_WHAT THIS TASK INVOLVES_
Reproduce each record exactly.

— start of DATASET ENTRIES —

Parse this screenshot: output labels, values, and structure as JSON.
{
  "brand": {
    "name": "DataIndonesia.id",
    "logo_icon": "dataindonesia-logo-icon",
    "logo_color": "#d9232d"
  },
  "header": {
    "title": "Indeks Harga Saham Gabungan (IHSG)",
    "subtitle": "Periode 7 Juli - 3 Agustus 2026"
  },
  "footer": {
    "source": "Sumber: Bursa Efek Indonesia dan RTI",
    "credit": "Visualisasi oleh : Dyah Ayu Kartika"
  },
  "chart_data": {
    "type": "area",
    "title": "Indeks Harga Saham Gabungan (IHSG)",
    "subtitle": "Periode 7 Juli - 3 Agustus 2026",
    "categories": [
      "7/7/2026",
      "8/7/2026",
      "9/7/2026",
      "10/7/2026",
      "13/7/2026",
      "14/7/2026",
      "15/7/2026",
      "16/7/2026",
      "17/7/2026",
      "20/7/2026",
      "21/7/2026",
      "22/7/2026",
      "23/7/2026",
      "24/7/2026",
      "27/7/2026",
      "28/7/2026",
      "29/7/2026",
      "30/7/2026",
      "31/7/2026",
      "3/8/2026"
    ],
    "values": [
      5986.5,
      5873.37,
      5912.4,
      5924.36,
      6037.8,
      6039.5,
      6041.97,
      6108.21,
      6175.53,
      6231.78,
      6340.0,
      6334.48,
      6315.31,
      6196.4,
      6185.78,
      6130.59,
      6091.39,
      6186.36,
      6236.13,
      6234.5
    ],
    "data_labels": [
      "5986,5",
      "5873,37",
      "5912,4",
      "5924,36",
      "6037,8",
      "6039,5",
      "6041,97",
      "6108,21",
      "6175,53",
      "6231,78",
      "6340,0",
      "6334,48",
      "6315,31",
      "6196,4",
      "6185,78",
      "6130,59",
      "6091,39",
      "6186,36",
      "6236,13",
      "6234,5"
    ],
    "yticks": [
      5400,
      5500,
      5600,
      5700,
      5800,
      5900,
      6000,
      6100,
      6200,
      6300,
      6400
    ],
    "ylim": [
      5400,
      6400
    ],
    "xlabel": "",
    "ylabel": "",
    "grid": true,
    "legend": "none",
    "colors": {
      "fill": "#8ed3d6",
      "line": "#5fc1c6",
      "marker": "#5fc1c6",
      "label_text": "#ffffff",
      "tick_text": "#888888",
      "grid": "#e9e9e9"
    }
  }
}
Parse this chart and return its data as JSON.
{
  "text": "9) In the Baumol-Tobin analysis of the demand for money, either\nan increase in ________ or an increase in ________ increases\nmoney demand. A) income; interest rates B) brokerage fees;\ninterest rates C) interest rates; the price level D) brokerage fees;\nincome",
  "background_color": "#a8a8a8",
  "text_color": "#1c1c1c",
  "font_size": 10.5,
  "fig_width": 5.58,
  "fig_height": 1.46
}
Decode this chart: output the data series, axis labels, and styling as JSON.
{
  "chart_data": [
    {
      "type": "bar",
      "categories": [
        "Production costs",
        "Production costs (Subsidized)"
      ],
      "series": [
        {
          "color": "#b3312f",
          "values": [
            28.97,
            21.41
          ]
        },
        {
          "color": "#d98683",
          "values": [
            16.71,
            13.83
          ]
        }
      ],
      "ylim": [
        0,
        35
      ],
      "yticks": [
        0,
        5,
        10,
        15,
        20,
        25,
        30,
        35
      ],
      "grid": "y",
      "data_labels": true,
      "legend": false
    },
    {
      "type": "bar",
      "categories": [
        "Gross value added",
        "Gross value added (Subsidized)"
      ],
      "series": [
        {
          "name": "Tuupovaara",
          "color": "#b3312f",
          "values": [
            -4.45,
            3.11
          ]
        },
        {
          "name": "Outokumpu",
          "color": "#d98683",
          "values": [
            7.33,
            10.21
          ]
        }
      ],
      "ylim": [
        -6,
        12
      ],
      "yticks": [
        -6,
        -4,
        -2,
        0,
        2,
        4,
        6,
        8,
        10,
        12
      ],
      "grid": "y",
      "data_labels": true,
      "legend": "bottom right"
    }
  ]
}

— end of DATASET ENTRIES —

_TASK OUTPUT_
Parse this screenshot: output labels, values, and structure as JSON.
{
  "brand": {
    "name": "DataIndonesia.id",
    "logo_icon": "dataindonesia-logo-icon",
    "logo_color": "#d9232d"
  },
  "header": {
    "title": "Indeks Harga Saham Gabungan (IHSG)",
    "subtitle": "Periode 7 Juli - 3 Agustus 2026"
  },
  "footer": {
    "source": "Sumber: Bursa Efek Indonesia dan RTI",
    "credit": "Visualisasi oleh : Dyah Ayu Kartika"
  },
  "chart_data": {
    "type": "area",
    "title": "Indeks Harga Saham Gabungan (IHSG)",
    "subtitle": "Periode 7 Juli - 3 Agustus 2026",
    "categories": [
      "7/7/2026",
      "8/7/2026",
      "9/7/2026",
      "10/7/2026",
      "13/7/2026",
      "14/7/2026",
      "15/7/2026",
      "16/7/2026",
      "17/7/2026",
      "20/7/2026",
      "21/7/2026",
      "22/7/2026",
      "23/7/2026",
      "24/7/2026",
      "27/7/2026",
      "28/7/2026",
      "29/7/2026",
      "30/7/2026",
      "31/7/2026",
      "3/8/2026"
    ],
    "values": [
      5986.5,
      5873.37,
      5912.4,
      5924.36,
      6037.8,
      6039.5,
      6041.97,
      6108.21,
      6175.53,
      6231.78,
      6340.0,
      6334.48,
      6315.31,
      6196.4,
      6185.78,
      6130.59,
      6091.39,
      6186.36,
      6236.13,
      6234.5
    ],
    "data_labels": [
      "5986,5",
      "5873,37",
      "5912,4",
      "5924,36",
      "6037,8",
      "6039,5",
      "6041,97",
      "6108,21",
      "6175,53",
      "6231,78",
      "6340,0",
      "6334,48",
      "6315,31",
      "6196,4",
      "6185,78",
      "6130,59",
      "6091,39",
      "6186,36",
      "6236,13",
      "6234,5"
    ],
    "yticks": [
      5400,
      5500,
      5600,
      5700,
      5800,
      5900,
      6000,
      6100,
      6200,
      6300,
      6400
    ],
    "ylim": [
      5400,
      6400
    ],
    "xlabel": "",
    "ylabel": "",
    "grid": true,
    "legend": "none",
    "colors": {
      "fill": "#8ed3d6",
      "line": "#5fc1c6",
      "marker": "#5fc1c6",
      "label_text": "#ffffff",
      "tick_text": "#888888",
      "grid": "#e9e9e9"
    }
  }
}
Parse this chart and return its data as JSON.
{
  "text": "9) In the Baumol-Tobin analysis of the demand for money, either\nan increase in ________ or an increase in ________ increases\nmoney demand. A) income; interest rates B) brokerage fees;\ninterest rates C) interest rates; the price level D) brokerage fees;\nincome",
  "background_color": "#a8a8a8",
  "text_color": "#1c1c1c",
  "font_size": 10.5,
  "fig_width": 5.58,
  "fig_height": 1.46
}
Decode this chart: output the data series, axis labels, and styling as JSON.
{
  "chart_data": [
    {
      "type": "bar",
      "categories": [
        "Production costs",
        "Production costs (Subsidized)"
      ],
      "series": [
        {
          "color": "#b3312f",
          "values": [
            28.97,
            21.41
          ]
        },
        {
          "color": "#d98683",
          "values": [
            16.71,
            13.83
          ]
        }
      ],
      "ylim": [
        0,
        35
      ],
      "yticks": [
        0,
        5,
        10,
        15,
        20,
        25,
        30,
        35
      ],
      "grid": "y",
      "data_labels": true,
      "legend": false
    },
    {
      "type": "bar",
      "categories": [
        "Gross value added",
        "Gross value added (Subsidized)"
      ],
      "series": [
        {
          "name": "Tuupovaara",
          "color": "#b3312f",
          "values": [
            -4.45,
            3.11
          ]
        },
        {
          "name": "Outokumpu",
          "color": "#d98683",
          "values": [
            7.33,
            10.21
          ]
        }
      ],
      "ylim": [
        -6,
        12
      ],
      "yticks": [
        -6,
        -4,
        -2,
        0,
        2,
        4,
        6,
        8,
        10,
        12
      ],
      "grid": "y",
      "data_labels": true,
      "legend": "bottom right"
    }
  ]
}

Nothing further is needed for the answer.